━━━━━ DATASET EXTRACT ━━━━━

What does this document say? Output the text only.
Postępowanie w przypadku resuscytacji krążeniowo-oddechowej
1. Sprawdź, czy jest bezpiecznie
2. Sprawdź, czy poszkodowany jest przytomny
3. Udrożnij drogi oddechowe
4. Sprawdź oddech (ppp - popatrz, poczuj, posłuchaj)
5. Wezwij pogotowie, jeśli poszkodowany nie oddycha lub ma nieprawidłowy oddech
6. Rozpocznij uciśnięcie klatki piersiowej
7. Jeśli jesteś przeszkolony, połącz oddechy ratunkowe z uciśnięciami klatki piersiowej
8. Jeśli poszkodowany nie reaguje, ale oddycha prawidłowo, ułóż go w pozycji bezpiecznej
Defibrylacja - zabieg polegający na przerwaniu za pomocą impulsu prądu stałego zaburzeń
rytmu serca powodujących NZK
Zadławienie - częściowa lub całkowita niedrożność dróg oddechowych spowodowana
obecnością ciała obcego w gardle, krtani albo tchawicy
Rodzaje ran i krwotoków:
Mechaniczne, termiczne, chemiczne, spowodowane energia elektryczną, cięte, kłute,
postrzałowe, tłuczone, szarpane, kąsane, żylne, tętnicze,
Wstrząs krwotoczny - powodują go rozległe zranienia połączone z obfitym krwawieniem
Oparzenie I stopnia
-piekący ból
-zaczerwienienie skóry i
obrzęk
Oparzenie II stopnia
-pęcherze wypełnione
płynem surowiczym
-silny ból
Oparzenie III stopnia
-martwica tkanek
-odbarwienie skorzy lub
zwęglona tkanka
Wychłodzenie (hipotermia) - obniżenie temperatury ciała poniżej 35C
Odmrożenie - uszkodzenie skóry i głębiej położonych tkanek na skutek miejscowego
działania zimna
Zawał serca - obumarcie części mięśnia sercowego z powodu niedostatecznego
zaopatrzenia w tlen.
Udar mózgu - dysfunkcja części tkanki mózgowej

━━━━━

How many lines in the entries contain the string "klatki"? Answer with the number only.

▶ _IN RESPONSE_
2